━━ TEXTE À ANALYSER

Les enquêtes épidémiologiques et de laboratoire en cours indiquent que les cas recensés sont liés à la souche « Andes », appartenant à la famille des virus Hanta présents dans certaines régions d’Amérique du Sud.
Le ministère explique que cette souche peut, dans des conditions particulières et limitées, se transmettre entre humains en cas de contact étroit et prolongé. Il souligne toutefois qu’elle ne se transmet pas facilement dans les conditions de vie quotidienne ordinaires.
Surveillance et suivi des personnes exposées
Les opérations d’investigation épidémiologique ont permis d’identifier les personnes exposées au virus. Ces dernières ont été placées en quarantaine et sous surveillance sanitaire conformément aux protocoles en vigueur.
Le ministère indique qu’aucun indicateur de propagation communautaire large n’a été enregistré jusqu’à présent.
Dans ce contexte, les autorités sanitaires recommandent aux voyageurs de respecter les consignes d’hygiène générales pendant leurs déplacements et de contacter les services sanitaires en cas d’apparition de symptômes comme la fièvre ou des difficultés respiratoires.
Appel à éviter les rumeurs
Le ministère de la Santé a également appelé les citoyens et les médias à se référer exclusivement aux communiqués officiels et aux informations émanant des instances sanitaires internationales compétentes.

━━━━
━━ ENTRÉES EXTRAITES

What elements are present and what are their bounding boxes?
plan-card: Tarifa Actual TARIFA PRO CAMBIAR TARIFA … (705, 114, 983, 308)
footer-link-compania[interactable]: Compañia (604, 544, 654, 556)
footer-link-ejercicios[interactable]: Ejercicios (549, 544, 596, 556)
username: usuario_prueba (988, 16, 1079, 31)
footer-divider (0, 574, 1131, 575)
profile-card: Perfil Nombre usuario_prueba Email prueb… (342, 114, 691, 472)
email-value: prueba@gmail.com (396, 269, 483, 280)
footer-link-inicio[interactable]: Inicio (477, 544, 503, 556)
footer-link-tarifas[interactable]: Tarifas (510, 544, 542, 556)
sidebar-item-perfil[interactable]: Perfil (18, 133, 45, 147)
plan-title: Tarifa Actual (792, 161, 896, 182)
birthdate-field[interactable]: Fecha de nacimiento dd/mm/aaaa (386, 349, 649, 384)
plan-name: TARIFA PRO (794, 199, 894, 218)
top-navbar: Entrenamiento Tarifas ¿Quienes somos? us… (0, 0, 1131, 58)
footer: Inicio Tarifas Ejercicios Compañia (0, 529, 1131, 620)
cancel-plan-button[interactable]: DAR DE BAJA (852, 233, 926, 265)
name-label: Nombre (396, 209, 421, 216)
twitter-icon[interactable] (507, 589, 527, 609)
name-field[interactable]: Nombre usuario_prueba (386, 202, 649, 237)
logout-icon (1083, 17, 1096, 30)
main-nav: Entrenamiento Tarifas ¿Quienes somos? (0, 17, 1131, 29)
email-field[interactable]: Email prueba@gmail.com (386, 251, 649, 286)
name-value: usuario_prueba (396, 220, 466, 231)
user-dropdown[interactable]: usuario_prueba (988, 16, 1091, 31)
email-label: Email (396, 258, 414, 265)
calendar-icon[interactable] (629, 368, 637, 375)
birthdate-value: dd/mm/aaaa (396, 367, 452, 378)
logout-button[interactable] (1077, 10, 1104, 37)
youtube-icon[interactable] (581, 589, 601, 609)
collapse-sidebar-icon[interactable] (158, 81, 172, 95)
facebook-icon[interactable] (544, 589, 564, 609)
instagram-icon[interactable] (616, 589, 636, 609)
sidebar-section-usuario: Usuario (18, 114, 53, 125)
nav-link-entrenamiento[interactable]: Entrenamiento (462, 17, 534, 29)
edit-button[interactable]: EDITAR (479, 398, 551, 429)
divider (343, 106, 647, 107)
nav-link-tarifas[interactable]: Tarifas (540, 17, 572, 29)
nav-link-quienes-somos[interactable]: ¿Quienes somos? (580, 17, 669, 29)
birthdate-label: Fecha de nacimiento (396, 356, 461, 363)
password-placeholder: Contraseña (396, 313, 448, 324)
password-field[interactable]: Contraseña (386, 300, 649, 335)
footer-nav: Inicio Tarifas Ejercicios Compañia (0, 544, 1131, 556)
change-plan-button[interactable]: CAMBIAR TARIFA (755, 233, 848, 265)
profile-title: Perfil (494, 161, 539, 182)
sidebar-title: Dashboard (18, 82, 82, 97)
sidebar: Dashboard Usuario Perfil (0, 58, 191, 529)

━━━━

▸ **OBJECTIF**:
D'après le texte sur le virus Hanta, à quelle souche les cas recensés sont-ils liés ? Les entrées ne sont pas utiles pour ce travail.

▸ **RÉSULTAT ATTENDU**:
À la souche « Andes ».